§ AIM
Retype the whole listing, please, keeping every line exact and dropping the pictures.
+---+
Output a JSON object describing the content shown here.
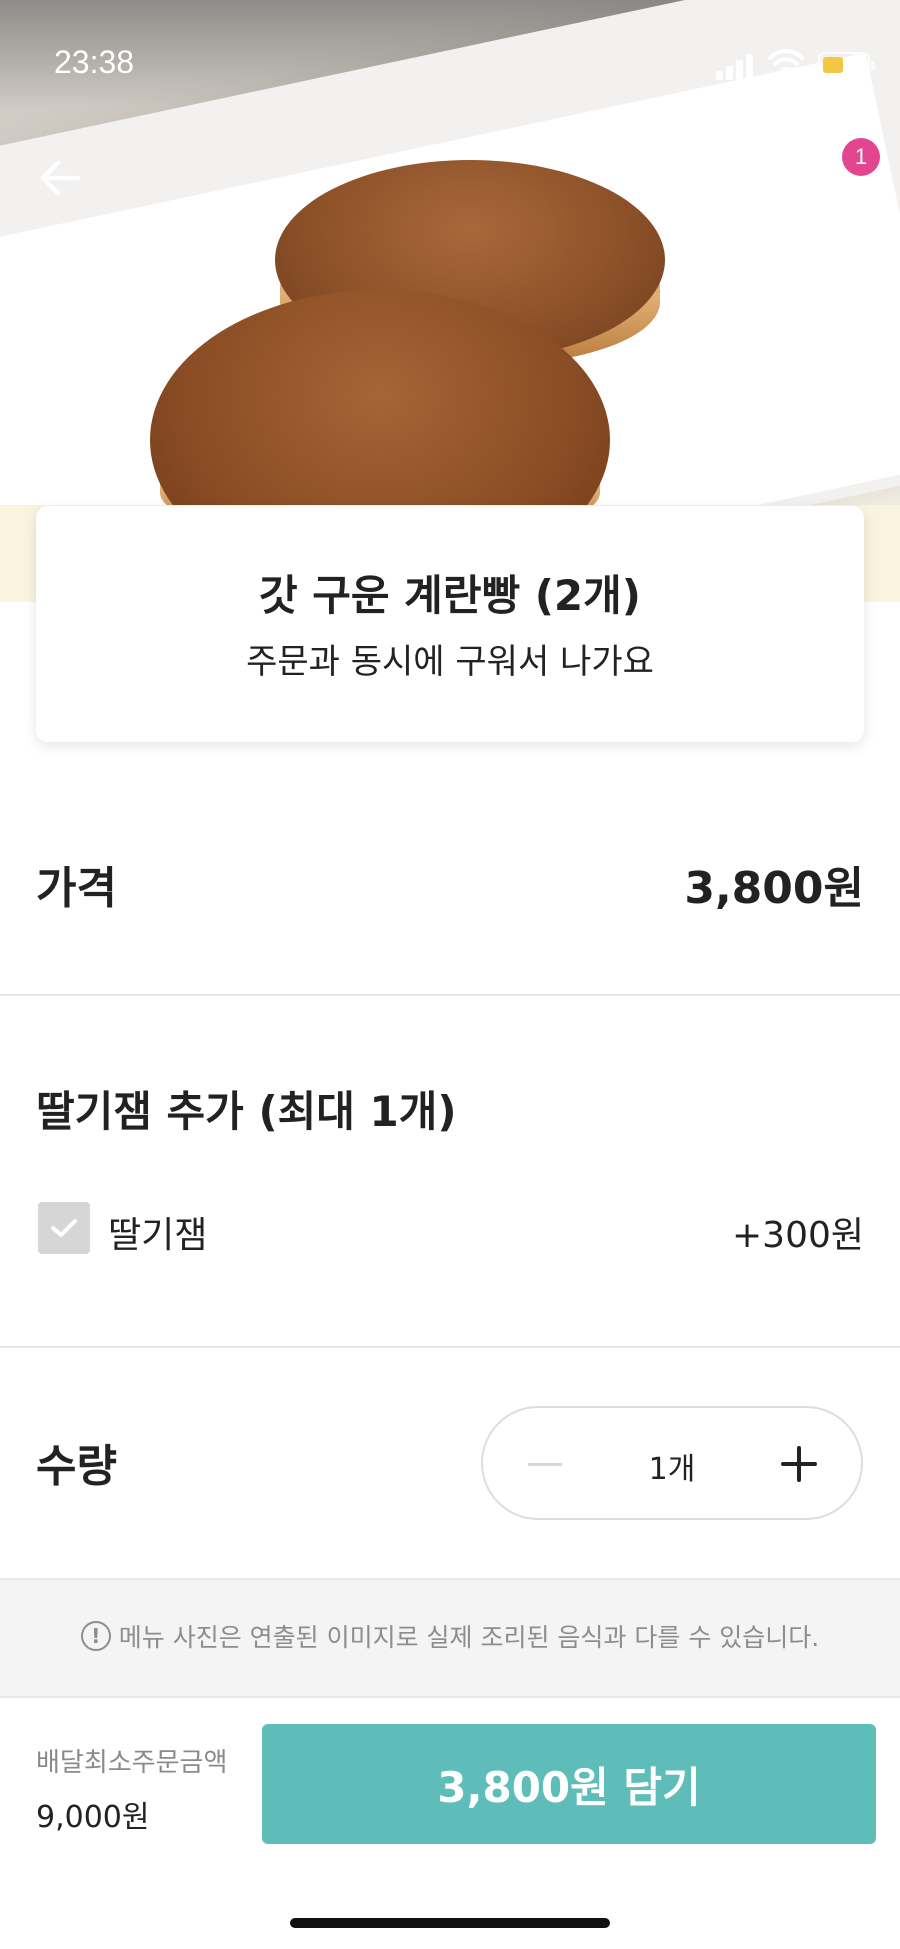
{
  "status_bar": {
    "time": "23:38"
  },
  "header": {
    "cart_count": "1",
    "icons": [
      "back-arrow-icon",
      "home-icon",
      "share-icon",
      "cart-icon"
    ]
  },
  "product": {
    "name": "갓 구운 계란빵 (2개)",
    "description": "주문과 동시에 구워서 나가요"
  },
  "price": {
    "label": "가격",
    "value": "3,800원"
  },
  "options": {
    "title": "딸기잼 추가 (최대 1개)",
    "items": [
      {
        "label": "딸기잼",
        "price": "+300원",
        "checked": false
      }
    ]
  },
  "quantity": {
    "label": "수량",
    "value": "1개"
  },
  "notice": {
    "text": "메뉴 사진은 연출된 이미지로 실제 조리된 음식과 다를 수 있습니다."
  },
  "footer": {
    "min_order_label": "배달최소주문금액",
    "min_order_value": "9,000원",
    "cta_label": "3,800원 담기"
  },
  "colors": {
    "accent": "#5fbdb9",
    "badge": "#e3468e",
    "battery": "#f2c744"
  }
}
+---+
§ ANSWER FOR THE TASK
Output a JSON object describing the content shown here.
{
  "status_bar": {
    "time": "23:38"
  },
  "header": {
    "cart_count": "1",
    "icons": [
      "back-arrow-icon",
      "home-icon",
      "share-icon",
      "cart-icon"
    ]
  },
  "product": {
    "name": "갓 구운 계란빵 (2개)",
    "description": "주문과 동시에 구워서 나가요"
  },
  "price": {
    "label": "가격",
    "value": "3,800원"
  },
  "options": {
    "title": "딸기잼 추가 (최대 1개)",
    "items": [
      {
        "label": "딸기잼",
        "price": "+300원",
        "checked": false
      }
    ]
  },
  "quantity": {
    "label": "수량",
    "value": "1개"
  },
  "notice": {
    "text": "메뉴 사진은 연출된 이미지로 실제 조리된 음식과 다를 수 있습니다."
  },
  "footer": {
    "min_order_label": "배달최소주문금액",
    "min_order_value": "9,000원",
    "cta_label": "3,800원 담기"
  },
  "colors": {
    "accent": "#5fbdb9",
    "badge": "#e3468e",
    "battery": "#f2c744"
  }
}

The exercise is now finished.